Return each line containing "Area".

**Supplied material:**

+ + + + +

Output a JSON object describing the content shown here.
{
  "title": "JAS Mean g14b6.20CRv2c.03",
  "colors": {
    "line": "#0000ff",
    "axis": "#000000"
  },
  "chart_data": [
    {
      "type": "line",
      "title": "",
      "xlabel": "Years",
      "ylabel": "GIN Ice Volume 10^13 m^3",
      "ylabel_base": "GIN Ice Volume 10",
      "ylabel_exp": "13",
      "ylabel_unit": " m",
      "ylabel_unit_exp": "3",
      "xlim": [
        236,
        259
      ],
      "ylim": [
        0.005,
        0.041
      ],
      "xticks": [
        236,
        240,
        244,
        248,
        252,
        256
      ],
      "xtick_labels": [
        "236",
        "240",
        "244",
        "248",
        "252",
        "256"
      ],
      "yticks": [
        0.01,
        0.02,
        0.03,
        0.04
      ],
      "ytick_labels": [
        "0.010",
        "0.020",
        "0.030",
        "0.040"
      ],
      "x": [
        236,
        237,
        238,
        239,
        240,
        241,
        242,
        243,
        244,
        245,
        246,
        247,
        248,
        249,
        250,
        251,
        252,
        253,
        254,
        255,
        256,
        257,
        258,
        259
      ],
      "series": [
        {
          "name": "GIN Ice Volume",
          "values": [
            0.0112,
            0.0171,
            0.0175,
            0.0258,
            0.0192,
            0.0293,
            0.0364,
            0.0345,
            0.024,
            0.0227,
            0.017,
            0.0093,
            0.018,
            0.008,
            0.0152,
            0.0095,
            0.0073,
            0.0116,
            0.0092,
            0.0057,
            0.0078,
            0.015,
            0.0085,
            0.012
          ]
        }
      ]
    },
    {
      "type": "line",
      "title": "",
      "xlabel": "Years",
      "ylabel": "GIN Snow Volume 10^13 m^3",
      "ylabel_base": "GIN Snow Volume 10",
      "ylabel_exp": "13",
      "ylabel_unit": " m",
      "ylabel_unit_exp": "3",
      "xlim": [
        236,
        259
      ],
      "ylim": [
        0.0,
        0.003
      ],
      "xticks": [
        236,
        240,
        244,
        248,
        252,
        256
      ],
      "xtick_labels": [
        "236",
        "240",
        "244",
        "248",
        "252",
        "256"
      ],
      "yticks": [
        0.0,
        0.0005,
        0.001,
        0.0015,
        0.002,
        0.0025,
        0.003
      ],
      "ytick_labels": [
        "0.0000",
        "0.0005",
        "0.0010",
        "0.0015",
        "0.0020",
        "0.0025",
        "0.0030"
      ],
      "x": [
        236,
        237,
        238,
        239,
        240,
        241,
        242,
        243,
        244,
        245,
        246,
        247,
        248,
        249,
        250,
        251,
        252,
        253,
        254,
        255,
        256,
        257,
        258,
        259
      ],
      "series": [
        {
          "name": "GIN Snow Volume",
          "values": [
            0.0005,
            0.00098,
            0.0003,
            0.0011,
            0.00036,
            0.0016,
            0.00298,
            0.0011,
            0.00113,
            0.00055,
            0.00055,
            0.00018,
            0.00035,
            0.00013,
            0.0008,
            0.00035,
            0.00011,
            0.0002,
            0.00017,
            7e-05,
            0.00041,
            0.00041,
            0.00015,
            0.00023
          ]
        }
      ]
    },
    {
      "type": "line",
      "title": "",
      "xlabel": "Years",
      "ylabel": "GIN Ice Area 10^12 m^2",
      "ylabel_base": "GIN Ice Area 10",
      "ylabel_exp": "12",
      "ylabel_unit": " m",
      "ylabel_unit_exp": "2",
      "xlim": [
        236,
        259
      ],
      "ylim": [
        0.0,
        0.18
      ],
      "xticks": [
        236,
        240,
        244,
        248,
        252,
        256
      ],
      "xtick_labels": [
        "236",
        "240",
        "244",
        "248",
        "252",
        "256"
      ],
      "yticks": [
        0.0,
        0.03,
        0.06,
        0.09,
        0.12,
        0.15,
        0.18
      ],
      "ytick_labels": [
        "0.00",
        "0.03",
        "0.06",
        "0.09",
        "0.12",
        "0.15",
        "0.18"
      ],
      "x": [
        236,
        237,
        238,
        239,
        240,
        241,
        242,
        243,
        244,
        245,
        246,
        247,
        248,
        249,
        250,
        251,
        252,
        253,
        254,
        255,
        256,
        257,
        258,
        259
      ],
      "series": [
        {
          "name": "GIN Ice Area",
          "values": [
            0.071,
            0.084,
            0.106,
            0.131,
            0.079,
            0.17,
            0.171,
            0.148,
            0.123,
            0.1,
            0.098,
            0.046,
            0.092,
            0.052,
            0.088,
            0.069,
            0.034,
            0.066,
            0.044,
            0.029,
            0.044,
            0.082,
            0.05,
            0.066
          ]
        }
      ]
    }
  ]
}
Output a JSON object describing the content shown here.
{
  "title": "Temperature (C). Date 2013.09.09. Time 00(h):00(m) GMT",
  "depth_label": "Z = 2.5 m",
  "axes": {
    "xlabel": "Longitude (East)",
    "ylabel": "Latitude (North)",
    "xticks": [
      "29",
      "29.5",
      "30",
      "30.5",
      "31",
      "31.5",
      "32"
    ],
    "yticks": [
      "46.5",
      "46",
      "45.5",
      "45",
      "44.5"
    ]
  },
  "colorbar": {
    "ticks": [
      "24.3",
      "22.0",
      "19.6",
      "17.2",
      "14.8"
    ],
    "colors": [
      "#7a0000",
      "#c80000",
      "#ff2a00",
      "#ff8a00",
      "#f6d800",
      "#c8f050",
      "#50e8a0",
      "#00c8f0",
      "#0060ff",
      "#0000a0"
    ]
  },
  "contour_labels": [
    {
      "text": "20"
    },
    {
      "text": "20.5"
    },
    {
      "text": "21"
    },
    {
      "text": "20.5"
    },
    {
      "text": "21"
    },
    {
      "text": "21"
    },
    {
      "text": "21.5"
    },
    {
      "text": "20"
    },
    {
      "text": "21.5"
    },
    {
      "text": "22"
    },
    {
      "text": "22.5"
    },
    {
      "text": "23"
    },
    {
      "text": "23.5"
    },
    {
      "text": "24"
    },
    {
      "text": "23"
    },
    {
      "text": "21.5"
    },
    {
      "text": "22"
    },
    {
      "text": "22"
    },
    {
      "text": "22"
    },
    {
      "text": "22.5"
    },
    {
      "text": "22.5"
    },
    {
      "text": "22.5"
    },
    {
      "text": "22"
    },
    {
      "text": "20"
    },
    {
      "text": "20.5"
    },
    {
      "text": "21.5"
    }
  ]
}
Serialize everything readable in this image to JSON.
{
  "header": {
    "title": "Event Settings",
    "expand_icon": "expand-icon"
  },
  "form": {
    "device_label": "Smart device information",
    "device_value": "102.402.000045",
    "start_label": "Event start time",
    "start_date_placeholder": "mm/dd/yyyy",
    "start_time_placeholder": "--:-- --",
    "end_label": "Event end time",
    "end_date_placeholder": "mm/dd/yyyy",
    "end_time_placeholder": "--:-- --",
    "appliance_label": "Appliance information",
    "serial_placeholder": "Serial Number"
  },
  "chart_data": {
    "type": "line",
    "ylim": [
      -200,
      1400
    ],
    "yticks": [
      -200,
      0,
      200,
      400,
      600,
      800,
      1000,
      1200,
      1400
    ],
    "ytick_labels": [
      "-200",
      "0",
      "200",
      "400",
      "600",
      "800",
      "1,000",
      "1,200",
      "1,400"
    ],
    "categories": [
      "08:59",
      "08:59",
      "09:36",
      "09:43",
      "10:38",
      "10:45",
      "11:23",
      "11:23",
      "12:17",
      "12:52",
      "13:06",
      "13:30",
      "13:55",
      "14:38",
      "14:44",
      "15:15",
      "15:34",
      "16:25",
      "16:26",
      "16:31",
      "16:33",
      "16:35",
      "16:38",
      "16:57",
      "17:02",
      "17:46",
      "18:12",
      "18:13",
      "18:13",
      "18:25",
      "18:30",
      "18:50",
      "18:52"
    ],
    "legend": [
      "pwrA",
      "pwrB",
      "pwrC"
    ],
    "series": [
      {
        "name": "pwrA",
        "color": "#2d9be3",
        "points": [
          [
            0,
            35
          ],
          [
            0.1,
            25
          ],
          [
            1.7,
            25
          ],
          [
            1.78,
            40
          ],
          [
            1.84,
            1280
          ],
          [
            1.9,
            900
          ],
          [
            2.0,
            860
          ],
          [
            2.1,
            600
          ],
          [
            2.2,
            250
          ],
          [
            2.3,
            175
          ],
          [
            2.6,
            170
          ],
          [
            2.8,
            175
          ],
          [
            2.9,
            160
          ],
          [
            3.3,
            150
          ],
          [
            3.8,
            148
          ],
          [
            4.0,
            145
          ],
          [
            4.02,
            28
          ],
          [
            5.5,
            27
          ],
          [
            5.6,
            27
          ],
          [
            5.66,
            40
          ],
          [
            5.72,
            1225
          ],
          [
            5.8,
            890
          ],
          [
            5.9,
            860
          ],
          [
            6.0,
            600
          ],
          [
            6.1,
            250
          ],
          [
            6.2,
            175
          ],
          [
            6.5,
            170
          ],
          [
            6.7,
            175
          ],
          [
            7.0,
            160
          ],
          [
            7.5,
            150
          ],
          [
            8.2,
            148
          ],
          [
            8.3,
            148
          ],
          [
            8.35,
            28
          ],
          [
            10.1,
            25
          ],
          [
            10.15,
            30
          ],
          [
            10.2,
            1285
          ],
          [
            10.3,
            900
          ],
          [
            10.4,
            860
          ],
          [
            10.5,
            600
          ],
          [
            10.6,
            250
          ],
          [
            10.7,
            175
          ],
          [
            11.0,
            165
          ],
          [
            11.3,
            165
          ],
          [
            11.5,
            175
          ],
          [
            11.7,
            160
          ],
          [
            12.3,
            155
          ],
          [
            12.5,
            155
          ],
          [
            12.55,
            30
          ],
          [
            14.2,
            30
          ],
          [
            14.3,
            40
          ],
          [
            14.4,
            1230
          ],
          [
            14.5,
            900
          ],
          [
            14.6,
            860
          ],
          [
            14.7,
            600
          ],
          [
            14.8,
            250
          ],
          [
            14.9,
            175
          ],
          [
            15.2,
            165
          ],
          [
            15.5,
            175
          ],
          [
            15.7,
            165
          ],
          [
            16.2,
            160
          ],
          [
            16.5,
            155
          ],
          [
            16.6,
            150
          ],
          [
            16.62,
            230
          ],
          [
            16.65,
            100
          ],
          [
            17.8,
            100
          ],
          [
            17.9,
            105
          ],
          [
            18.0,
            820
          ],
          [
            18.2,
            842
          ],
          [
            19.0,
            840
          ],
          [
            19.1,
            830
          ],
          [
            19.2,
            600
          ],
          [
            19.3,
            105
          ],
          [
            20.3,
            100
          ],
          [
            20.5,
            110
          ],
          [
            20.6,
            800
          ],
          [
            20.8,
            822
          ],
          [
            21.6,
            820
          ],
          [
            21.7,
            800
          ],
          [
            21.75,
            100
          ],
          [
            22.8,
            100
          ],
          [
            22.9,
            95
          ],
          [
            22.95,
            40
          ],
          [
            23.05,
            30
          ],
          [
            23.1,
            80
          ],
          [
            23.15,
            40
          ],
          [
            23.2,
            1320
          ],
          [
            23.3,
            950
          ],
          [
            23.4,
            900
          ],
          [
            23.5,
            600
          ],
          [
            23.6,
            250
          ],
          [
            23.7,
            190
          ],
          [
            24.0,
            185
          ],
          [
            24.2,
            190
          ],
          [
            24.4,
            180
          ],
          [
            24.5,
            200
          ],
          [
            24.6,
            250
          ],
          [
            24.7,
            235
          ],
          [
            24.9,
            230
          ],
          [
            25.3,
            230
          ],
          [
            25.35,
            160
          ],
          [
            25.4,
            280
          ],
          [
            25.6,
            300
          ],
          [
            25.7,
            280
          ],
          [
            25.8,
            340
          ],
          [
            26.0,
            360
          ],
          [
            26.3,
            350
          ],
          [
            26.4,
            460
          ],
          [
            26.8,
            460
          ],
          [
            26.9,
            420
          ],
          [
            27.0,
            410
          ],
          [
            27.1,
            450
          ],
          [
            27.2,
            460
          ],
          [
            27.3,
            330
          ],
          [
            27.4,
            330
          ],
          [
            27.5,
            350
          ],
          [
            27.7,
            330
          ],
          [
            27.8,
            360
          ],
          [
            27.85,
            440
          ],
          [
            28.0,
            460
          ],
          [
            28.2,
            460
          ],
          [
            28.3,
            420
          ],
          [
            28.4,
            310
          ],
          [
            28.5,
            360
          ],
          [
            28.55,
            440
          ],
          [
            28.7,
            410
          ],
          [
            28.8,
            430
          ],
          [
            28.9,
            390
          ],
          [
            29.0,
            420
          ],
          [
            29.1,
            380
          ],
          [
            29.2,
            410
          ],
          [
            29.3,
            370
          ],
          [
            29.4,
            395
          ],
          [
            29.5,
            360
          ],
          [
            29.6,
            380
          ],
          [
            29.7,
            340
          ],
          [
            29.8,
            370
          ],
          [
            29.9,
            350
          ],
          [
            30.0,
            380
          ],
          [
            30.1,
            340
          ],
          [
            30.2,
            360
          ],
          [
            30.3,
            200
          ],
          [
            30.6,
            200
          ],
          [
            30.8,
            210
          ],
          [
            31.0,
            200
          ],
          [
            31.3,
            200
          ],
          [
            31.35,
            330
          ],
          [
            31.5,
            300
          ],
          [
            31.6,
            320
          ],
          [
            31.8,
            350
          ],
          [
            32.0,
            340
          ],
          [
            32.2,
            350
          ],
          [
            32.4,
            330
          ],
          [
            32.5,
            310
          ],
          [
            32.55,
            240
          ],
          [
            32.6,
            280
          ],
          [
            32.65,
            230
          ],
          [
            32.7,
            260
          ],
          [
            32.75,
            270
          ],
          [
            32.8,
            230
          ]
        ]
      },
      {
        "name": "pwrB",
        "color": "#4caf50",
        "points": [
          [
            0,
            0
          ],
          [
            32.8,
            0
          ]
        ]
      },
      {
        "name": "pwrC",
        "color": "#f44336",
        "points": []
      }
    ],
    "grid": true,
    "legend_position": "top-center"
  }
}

+ + + + +

**Result for this task:**
      "ylabel": "GIN Ice Area 10^12 m^2",
      "ylabel_base": "GIN Ice Area 10",
          "name": "GIN Ice Area",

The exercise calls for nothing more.